Short task ▸ Write out the material again word for word, dropping any images it holds.

Supplied records ▸
================================
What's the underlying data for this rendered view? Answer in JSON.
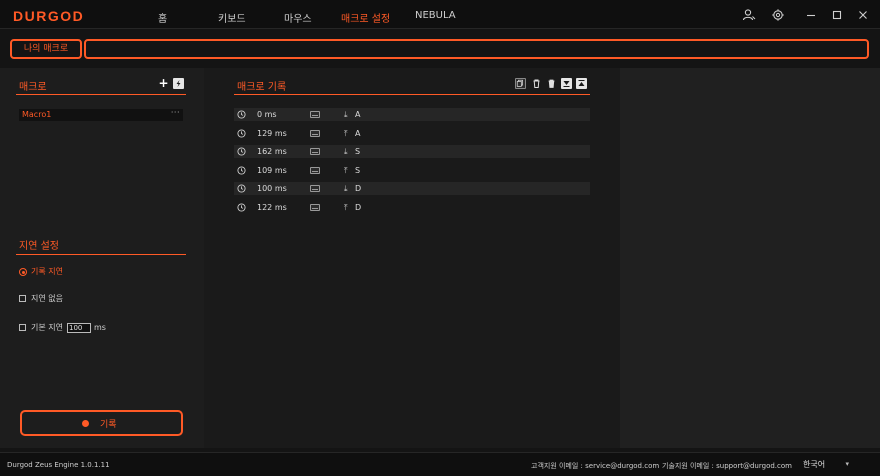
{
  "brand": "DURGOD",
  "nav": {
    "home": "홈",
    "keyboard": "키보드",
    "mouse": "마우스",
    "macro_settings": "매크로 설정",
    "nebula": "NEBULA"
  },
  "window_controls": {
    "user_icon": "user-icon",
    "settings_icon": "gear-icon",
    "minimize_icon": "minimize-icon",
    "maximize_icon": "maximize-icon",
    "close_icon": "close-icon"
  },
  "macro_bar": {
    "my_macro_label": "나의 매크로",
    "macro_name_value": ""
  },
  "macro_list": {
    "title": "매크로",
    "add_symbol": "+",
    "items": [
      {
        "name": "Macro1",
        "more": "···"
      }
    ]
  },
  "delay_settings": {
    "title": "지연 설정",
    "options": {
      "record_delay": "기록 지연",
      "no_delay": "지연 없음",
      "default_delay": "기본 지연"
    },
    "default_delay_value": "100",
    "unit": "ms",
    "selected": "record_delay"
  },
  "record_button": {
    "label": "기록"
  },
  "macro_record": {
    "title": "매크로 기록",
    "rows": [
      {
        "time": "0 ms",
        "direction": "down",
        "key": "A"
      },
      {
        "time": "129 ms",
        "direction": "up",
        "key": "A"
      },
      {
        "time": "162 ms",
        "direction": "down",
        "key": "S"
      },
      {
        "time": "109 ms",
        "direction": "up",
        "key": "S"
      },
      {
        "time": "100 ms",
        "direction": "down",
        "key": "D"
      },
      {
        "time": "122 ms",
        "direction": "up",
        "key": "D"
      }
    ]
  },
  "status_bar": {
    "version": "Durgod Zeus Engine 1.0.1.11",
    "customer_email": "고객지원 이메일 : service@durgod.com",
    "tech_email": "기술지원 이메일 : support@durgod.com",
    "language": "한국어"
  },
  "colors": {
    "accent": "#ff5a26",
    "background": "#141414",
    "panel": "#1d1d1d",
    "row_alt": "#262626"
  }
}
================================
The reply ▸
What's the underlying data for this rendered view? Answer in JSON.
{
  "brand": "DURGOD",
  "nav": {
    "home": "홈",
    "keyboard": "키보드",
    "mouse": "마우스",
    "macro_settings": "매크로 설정",
    "nebula": "NEBULA"
  },
  "window_controls": {
    "user_icon": "user-icon",
    "settings_icon": "gear-icon",
    "minimize_icon": "minimize-icon",
    "maximize_icon": "maximize-icon",
    "close_icon": "close-icon"
  },
  "macro_bar": {
    "my_macro_label": "나의 매크로",
    "macro_name_value": ""
  },
  "macro_list": {
    "title": "매크로",
    "add_symbol": "+",
    "items": [
      {
        "name": "Macro1",
        "more": "···"
      }
    ]
  },
  "delay_settings": {
    "title": "지연 설정",
    "options": {
      "record_delay": "기록 지연",
      "no_delay": "지연 없음",
      "default_delay": "기본 지연"
    },
    "default_delay_value": "100",
    "unit": "ms",
    "selected": "record_delay"
  },
  "record_button": {
    "label": "기록"
  },
  "macro_record": {
    "title": "매크로 기록",
    "rows": [
      {
        "time": "0 ms",
        "direction": "down",
        "key": "A"
      },
      {
        "time": "129 ms",
        "direction": "up",
        "key": "A"
      },
      {
        "time": "162 ms",
        "direction": "down",
        "key": "S"
      },
      {
        "time": "109 ms",
        "direction": "up",
        "key": "S"
      },
      {
        "time": "100 ms",
        "direction": "down",
        "key": "D"
      },
      {
        "time": "122 ms",
        "direction": "up",
        "key": "D"
      }
    ]
  },
  "status_bar": {
    "version": "Durgod Zeus Engine 1.0.1.11",
    "customer_email": "고객지원 이메일 : service@durgod.com",
    "tech_email": "기술지원 이메일 : support@durgod.com",
    "language": "한국어"
  },
  "colors": {
    "accent": "#ff5a26",
    "background": "#141414",
    "panel": "#1d1d1d",
    "row_alt": "#262626"
  }
}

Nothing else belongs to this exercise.